start EXCERPTED RECORDS

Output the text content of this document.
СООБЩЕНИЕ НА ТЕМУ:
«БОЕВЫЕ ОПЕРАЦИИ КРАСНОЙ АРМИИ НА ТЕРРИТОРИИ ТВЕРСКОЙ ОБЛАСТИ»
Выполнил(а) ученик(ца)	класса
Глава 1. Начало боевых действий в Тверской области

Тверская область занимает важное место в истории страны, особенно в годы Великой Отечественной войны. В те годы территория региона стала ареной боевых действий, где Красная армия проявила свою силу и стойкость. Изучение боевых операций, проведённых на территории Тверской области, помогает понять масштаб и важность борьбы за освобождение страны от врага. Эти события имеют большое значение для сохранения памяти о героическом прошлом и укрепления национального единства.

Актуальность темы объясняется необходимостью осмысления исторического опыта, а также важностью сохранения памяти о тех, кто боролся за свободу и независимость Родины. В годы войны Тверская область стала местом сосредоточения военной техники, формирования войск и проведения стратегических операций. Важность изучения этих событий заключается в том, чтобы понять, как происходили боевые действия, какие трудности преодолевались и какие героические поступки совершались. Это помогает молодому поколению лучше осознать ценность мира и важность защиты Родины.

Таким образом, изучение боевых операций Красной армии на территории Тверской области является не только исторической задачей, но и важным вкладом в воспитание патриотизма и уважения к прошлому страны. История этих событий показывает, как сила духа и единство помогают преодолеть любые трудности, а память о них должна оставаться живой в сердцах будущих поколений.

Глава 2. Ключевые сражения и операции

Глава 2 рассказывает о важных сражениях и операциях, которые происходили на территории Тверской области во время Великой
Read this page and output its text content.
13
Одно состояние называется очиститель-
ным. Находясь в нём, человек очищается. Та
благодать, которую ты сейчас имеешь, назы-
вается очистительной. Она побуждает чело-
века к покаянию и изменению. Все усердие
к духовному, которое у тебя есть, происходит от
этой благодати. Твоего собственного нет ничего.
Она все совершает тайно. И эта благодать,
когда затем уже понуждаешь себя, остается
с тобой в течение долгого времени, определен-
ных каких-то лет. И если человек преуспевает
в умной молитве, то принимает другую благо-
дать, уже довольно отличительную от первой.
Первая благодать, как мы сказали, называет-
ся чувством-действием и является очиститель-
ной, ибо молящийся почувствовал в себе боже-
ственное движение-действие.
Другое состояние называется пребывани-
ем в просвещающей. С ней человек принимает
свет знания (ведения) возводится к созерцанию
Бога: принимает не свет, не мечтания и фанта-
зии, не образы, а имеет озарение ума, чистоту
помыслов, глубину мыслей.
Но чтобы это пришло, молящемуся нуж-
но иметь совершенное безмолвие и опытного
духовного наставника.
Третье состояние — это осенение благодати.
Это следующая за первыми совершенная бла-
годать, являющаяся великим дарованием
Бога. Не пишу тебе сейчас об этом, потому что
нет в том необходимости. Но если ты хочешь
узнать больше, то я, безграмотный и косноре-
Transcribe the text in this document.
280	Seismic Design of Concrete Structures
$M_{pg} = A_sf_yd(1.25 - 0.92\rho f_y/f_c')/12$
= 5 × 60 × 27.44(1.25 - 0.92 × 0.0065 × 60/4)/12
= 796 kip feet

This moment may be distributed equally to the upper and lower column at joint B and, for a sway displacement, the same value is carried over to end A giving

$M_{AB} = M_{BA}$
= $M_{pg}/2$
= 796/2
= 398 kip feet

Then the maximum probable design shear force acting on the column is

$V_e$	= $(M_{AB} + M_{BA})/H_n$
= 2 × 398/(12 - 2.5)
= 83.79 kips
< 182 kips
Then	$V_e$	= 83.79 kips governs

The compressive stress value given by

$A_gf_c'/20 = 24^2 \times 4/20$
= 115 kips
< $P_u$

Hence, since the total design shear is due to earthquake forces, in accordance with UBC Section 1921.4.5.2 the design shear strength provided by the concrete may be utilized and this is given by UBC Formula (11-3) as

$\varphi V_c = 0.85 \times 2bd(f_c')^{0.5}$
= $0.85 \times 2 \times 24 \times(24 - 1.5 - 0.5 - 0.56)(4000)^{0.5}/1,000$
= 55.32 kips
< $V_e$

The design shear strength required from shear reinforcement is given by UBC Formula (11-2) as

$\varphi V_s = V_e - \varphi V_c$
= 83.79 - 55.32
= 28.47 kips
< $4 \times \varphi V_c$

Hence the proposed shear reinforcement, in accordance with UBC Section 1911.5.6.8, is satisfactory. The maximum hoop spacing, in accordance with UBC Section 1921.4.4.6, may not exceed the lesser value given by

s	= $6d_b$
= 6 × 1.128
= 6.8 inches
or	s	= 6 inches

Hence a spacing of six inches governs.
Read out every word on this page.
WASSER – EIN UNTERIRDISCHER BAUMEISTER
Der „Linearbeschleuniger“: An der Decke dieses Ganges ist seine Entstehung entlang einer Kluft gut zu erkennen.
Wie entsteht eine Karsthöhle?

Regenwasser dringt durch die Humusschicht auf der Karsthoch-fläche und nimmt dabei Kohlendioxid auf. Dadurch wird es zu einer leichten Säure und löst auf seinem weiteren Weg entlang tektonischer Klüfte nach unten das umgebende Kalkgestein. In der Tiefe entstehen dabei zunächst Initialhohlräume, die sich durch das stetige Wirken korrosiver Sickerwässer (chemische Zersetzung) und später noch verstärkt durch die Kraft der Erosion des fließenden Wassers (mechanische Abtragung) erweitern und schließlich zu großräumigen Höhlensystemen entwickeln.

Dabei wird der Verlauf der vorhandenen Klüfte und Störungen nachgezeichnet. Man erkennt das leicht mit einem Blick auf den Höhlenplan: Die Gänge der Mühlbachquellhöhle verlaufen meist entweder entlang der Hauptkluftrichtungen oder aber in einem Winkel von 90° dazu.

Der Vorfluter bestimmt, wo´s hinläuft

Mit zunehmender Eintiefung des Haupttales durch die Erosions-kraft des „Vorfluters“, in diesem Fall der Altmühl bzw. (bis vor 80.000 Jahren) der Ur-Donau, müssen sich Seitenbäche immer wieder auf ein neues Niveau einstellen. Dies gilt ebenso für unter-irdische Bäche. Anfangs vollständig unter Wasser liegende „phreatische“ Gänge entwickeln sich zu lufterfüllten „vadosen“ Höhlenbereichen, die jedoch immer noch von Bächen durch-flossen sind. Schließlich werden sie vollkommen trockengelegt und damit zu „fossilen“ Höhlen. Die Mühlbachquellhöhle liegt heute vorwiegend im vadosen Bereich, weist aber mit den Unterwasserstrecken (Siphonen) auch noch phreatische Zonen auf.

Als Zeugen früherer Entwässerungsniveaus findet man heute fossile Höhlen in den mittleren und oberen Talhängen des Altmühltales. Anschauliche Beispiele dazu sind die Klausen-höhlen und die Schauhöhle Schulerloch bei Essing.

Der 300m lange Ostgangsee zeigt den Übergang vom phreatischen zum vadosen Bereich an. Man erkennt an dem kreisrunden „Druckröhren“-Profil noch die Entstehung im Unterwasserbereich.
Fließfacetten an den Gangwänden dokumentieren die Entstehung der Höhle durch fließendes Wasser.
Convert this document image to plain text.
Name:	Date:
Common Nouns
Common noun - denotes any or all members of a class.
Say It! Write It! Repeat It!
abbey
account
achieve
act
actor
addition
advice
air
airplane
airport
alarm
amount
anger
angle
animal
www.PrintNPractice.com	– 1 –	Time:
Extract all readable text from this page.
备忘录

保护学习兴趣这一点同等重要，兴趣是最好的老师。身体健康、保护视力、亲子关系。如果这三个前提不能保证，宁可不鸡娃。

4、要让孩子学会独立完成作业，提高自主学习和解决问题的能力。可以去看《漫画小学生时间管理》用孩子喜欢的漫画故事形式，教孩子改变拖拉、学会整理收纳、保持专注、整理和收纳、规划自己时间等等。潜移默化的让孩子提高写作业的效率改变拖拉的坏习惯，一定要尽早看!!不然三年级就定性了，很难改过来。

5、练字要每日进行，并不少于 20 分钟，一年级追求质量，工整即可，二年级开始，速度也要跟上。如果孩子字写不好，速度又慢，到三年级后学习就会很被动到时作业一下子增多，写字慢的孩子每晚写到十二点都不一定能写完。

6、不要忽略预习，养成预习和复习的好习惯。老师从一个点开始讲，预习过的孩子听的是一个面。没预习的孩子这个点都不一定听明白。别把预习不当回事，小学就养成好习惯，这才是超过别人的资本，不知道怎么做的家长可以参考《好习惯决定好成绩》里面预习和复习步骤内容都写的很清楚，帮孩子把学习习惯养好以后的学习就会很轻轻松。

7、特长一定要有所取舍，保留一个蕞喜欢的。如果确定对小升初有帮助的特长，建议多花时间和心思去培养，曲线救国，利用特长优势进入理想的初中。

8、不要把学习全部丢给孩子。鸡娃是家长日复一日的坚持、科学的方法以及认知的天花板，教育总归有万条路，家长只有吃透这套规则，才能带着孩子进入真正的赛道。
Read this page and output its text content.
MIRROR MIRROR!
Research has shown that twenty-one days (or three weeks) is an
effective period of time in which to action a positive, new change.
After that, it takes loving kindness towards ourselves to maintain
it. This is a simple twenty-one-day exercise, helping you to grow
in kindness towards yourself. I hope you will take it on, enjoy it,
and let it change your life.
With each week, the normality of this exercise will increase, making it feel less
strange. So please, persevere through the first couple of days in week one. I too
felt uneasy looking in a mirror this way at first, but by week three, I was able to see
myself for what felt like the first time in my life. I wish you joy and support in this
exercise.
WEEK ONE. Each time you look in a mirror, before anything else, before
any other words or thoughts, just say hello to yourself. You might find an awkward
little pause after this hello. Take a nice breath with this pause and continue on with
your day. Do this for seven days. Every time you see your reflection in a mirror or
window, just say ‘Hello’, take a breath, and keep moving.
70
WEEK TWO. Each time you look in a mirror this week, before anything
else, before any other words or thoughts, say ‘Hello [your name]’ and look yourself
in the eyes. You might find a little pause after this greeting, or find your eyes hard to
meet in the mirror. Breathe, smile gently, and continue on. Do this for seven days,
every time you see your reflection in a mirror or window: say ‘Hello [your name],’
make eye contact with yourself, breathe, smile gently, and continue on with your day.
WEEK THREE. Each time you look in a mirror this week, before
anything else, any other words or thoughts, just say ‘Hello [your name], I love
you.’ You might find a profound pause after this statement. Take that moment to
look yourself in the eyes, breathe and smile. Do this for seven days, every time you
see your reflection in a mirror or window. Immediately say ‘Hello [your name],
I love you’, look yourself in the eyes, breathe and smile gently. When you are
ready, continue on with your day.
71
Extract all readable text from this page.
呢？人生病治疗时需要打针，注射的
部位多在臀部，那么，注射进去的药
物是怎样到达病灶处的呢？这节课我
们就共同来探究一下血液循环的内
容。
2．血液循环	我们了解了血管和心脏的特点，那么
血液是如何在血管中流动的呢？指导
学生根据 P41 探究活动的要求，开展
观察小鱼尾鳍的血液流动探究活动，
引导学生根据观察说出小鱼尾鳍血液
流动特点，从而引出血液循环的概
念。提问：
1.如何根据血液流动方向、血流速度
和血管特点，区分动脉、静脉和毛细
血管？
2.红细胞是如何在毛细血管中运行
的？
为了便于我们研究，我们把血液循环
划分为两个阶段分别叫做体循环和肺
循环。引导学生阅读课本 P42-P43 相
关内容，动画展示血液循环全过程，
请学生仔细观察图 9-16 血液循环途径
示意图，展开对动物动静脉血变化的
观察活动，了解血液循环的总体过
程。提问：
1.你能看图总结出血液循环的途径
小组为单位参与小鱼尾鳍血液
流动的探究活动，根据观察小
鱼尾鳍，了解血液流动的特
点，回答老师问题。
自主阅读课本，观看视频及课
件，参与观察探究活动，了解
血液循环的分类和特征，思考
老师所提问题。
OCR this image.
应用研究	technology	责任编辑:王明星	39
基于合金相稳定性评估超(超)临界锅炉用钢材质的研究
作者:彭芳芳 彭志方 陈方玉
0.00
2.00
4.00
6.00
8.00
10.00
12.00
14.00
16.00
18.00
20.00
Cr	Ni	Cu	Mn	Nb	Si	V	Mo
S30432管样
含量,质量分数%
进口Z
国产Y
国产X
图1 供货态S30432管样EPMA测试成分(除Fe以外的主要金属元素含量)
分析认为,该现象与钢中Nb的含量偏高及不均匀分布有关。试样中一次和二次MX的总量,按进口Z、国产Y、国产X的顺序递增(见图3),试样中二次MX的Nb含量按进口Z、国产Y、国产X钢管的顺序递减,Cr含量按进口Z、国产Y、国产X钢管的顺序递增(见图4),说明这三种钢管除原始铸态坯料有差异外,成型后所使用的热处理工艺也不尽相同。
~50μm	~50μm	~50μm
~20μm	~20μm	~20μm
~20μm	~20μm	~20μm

end EXCERPTED RECORDS

Check every line of the listing for the string "felt" and report how many lines have it, as a number alone.

2